Brief.
Transcribe the records below exactly as they appear.

-----

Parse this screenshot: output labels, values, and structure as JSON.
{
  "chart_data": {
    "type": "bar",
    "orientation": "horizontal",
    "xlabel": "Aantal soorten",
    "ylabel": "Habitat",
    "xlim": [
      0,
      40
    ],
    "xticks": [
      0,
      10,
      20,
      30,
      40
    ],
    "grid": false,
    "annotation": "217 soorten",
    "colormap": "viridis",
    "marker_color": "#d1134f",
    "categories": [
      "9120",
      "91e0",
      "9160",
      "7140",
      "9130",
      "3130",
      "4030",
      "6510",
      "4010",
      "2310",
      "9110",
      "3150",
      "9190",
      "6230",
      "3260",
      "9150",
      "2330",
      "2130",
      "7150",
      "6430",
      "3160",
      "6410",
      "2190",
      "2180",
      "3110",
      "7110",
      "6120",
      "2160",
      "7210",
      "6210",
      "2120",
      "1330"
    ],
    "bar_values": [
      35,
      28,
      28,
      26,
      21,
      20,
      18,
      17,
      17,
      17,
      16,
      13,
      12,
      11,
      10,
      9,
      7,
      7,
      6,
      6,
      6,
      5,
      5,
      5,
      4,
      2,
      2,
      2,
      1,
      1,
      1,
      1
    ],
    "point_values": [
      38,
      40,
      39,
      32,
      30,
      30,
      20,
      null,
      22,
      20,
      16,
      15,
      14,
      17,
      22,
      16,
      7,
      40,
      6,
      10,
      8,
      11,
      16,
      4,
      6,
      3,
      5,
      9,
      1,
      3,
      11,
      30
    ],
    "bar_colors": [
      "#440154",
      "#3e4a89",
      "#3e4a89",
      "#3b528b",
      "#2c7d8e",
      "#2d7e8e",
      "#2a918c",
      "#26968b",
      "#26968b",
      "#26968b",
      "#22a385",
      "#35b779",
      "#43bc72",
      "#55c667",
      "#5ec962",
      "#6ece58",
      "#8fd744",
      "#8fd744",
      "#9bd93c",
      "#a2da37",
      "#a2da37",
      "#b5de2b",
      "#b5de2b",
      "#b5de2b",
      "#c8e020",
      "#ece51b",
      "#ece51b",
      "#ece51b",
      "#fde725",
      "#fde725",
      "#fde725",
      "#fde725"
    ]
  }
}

-----

Output of the task.
Parse this screenshot: output labels, values, and structure as JSON.
{
  "chart_data": {
    "type": "bar",
    "orientation": "horizontal",
    "xlabel": "Aantal soorten",
    "ylabel": "Habitat",
    "xlim": [
      0,
      40
    ],
    "xticks": [
      0,
      10,
      20,
      30,
      40
    ],
    "grid": false,
    "annotation": "217 soorten",
    "colormap": "viridis",
    "marker_color": "#d1134f",
    "categories": [
      "9120",
      "91e0",
      "9160",
      "7140",
      "9130",
      "3130",
      "4030",
      "6510",
      "4010",
      "2310",
      "9110",
      "3150",
      "9190",
      "6230",
      "3260",
      "9150",
      "2330",
      "2130",
      "7150",
      "6430",
      "3160",
      "6410",
      "2190",
      "2180",
      "3110",
      "7110",
      "6120",
      "2160",
      "7210",
      "6210",
      "2120",
      "1330"
    ],
    "bar_values": [
      35,
      28,
      28,
      26,
      21,
      20,
      18,
      17,
      17,
      17,
      16,
      13,
      12,
      11,
      10,
      9,
      7,
      7,
      6,
      6,
      6,
      5,
      5,
      5,
      4,
      2,
      2,
      2,
      1,
      1,
      1,
      1
    ],
    "point_values": [
      38,
      40,
      39,
      32,
      30,
      30,
      20,
      null,
      22,
      20,
      16,
      15,
      14,
      17,
      22,
      16,
      7,
      40,
      6,
      10,
      8,
      11,
      16,
      4,
      6,
      3,
      5,
      9,
      1,
      3,
      11,
      30
    ],
    "bar_colors": [
      "#440154",
      "#3e4a89",
      "#3e4a89",
      "#3b528b",
      "#2c7d8e",
      "#2d7e8e",
      "#2a918c",
      "#26968b",
      "#26968b",
      "#26968b",
      "#22a385",
      "#35b779",
      "#43bc72",
      "#55c667",
      "#5ec962",
      "#6ece58",
      "#8fd744",
      "#8fd744",
      "#9bd93c",
      "#a2da37",
      "#a2da37",
      "#b5de2b",
      "#b5de2b",
      "#b5de2b",
      "#c8e020",
      "#ece51b",
      "#ece51b",
      "#ece51b",
      "#fde725",
      "#fde725",
      "#fde725",
      "#fde725"
    ]
  }
}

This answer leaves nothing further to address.